Find each line containing the string "automotive". Copy it.

(Collected data entries)
┏━━

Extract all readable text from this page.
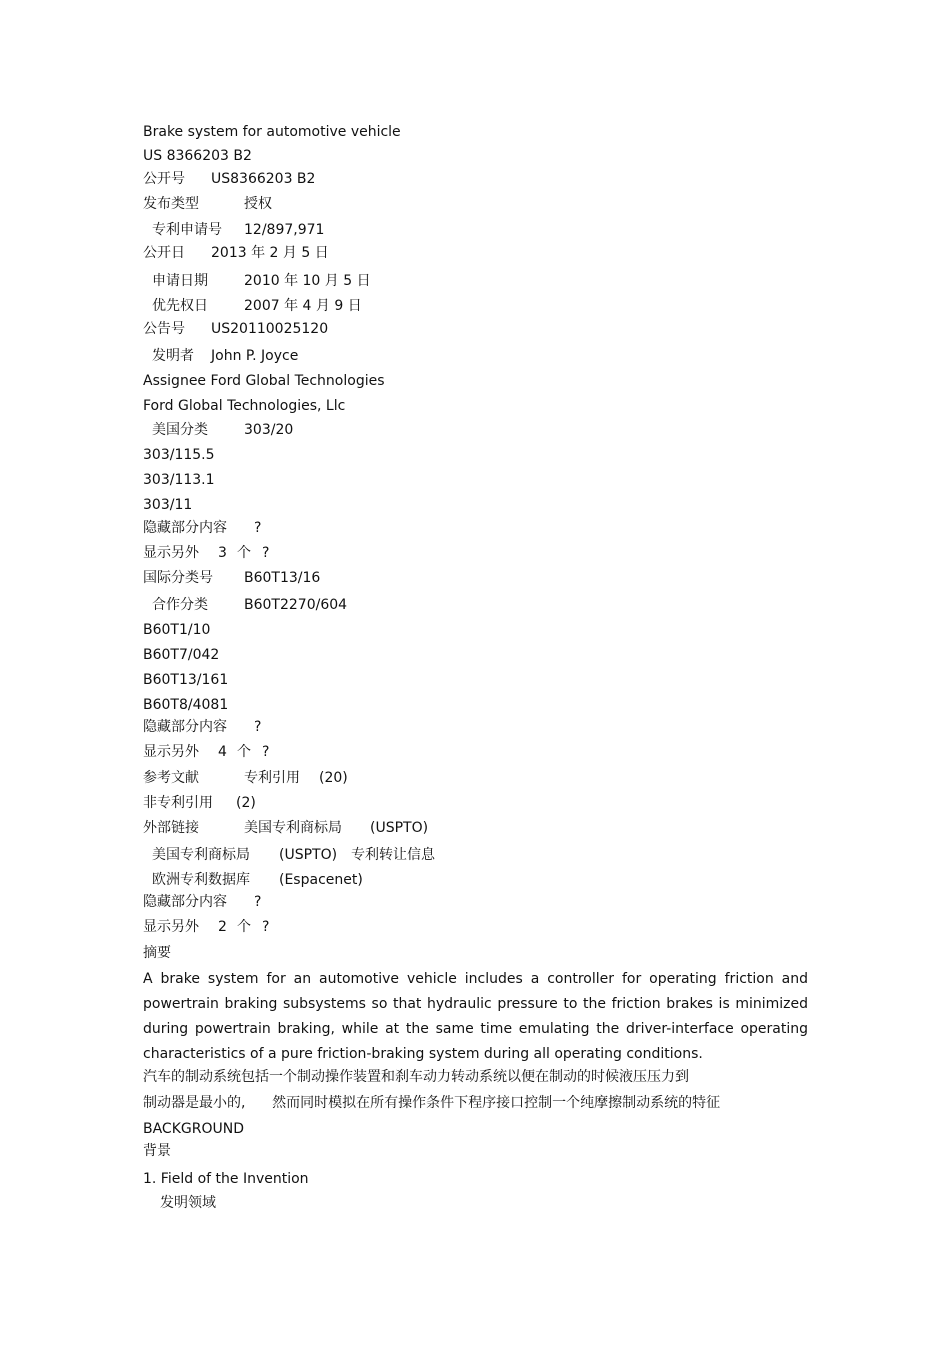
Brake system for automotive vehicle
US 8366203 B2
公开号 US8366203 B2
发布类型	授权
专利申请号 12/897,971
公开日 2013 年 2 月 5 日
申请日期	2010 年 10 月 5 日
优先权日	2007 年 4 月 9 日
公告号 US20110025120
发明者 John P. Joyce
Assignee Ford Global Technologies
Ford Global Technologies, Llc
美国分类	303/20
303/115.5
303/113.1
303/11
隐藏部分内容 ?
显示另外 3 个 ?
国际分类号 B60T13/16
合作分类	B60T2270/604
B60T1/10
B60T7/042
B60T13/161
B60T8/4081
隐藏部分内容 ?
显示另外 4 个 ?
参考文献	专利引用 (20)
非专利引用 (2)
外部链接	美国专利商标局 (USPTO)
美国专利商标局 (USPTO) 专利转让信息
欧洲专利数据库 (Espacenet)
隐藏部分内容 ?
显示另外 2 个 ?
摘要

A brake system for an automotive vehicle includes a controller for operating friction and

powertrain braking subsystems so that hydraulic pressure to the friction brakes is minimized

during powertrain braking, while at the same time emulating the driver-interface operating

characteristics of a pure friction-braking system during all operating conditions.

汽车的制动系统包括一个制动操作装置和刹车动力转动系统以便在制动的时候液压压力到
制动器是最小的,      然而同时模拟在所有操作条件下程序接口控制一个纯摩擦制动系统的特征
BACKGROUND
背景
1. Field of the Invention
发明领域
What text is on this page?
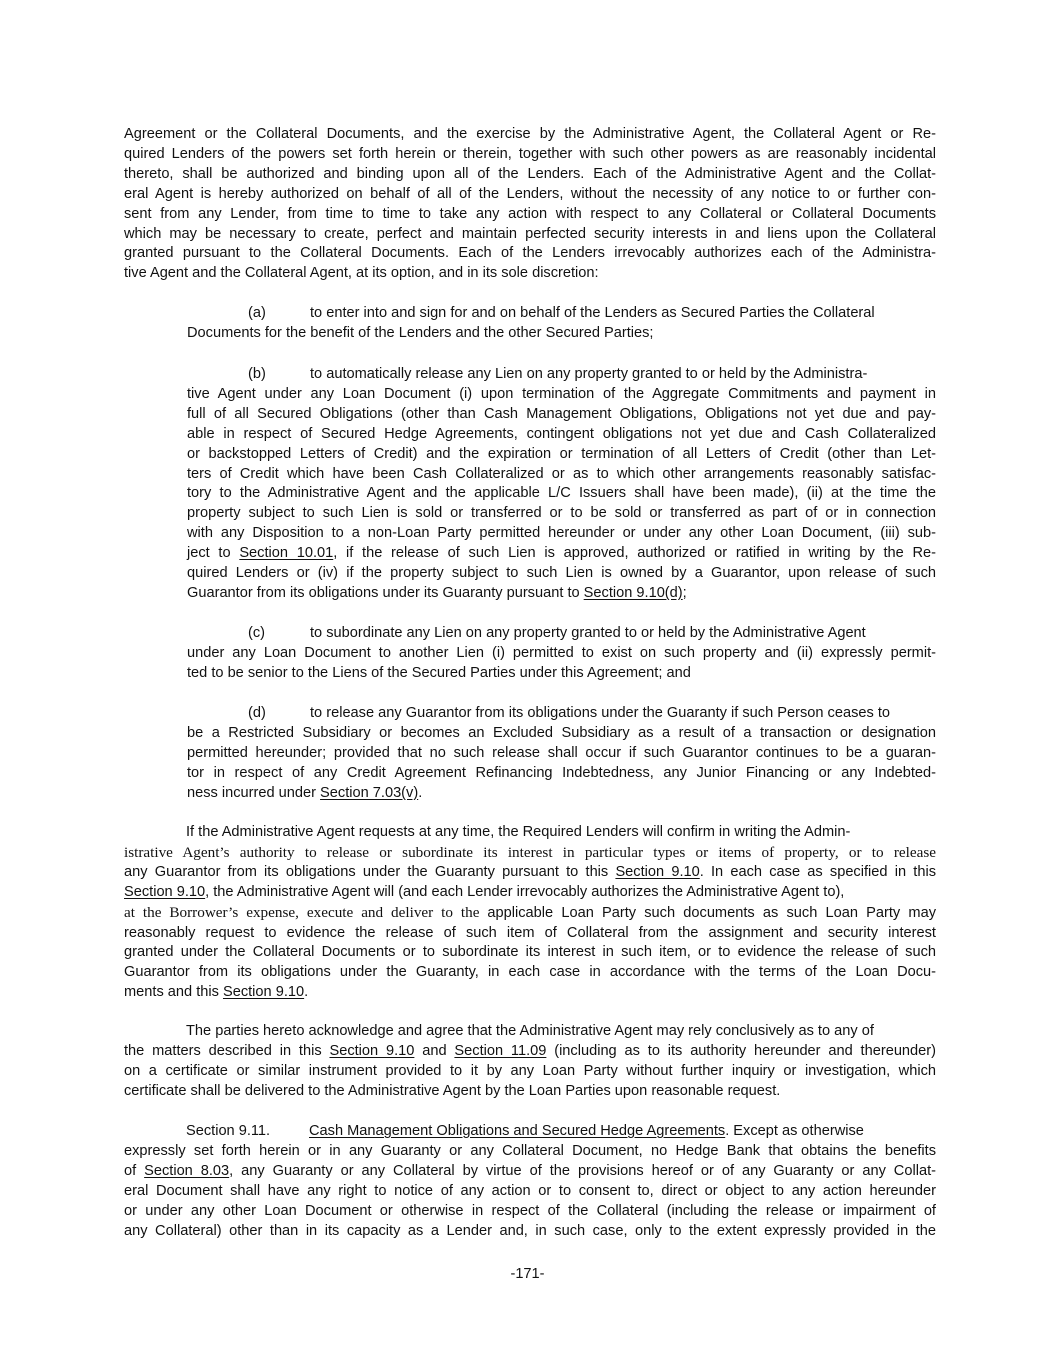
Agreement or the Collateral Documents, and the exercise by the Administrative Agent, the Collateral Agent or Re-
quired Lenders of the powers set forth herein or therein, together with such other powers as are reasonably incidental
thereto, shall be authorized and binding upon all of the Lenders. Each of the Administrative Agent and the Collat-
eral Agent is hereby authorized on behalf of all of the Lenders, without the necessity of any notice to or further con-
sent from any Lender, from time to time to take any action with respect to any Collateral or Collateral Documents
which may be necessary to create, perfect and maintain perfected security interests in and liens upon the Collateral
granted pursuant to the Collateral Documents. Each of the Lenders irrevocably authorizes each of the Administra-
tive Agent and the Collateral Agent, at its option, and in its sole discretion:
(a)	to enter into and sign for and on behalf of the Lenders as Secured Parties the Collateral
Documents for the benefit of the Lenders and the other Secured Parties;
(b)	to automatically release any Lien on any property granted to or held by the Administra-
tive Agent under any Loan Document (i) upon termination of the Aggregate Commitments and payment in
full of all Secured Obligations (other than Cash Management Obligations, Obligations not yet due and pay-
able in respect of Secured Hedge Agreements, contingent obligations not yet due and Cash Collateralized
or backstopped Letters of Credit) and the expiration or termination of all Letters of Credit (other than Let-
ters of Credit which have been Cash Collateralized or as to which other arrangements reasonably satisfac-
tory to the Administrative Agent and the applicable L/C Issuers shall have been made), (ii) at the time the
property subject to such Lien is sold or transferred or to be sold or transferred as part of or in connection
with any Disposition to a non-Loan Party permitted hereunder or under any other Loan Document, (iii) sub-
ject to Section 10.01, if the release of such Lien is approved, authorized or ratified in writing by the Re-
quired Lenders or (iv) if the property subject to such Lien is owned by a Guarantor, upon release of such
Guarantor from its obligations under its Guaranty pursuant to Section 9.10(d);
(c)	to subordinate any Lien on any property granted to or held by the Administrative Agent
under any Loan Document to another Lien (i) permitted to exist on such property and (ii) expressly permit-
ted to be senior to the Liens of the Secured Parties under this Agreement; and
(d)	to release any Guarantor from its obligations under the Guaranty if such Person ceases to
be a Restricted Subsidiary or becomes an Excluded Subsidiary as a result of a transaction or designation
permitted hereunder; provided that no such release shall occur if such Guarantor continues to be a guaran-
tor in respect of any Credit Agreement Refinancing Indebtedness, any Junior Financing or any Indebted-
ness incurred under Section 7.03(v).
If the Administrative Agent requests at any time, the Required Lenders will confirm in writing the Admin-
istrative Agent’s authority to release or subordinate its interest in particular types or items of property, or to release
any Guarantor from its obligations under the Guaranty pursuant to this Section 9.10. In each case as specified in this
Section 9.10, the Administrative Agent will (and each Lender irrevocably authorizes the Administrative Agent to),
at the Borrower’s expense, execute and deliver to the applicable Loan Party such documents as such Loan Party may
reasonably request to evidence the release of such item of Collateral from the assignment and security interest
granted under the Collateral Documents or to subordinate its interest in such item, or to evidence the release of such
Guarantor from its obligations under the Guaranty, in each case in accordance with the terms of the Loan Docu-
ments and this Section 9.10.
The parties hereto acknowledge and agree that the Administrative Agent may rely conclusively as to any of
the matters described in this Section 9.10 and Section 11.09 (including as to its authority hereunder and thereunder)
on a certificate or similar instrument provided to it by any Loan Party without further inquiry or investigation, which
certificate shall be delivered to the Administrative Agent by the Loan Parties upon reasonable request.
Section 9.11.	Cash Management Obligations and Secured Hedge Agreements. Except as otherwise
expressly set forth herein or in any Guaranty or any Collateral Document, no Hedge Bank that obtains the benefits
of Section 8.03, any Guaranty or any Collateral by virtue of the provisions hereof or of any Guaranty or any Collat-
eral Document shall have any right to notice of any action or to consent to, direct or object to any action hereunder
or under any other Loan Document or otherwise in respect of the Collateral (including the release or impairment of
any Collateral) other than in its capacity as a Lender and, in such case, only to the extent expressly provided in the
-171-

┗━━
┏━━

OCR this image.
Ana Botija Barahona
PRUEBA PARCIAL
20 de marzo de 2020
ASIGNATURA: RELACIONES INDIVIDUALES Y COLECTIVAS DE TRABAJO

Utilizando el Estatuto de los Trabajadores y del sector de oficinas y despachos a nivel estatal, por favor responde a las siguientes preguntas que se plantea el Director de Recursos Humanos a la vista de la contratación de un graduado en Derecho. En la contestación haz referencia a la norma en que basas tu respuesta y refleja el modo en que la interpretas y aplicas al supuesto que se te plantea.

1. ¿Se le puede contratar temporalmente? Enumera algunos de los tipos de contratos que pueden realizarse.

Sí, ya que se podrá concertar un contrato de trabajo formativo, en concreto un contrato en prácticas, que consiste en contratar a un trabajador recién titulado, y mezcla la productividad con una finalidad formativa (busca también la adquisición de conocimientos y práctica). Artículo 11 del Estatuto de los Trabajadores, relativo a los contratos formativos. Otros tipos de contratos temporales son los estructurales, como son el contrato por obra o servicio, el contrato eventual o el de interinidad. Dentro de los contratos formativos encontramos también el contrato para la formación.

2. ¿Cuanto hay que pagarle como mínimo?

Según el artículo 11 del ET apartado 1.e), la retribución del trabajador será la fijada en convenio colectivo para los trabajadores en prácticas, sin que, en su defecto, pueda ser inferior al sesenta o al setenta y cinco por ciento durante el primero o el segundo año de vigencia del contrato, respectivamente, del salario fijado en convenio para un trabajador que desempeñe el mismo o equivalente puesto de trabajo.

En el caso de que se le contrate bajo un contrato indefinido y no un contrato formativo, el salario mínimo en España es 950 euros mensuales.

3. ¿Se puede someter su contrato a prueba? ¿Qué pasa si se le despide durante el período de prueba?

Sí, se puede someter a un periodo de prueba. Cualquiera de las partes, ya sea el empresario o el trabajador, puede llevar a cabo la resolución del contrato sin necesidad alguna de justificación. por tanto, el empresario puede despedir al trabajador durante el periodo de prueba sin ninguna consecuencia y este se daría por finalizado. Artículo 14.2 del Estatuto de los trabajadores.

┗━━

• **RESPONSE**:
Brake system for automotive vehicle
A brake system for an automotive vehicle includes a controller for operating friction and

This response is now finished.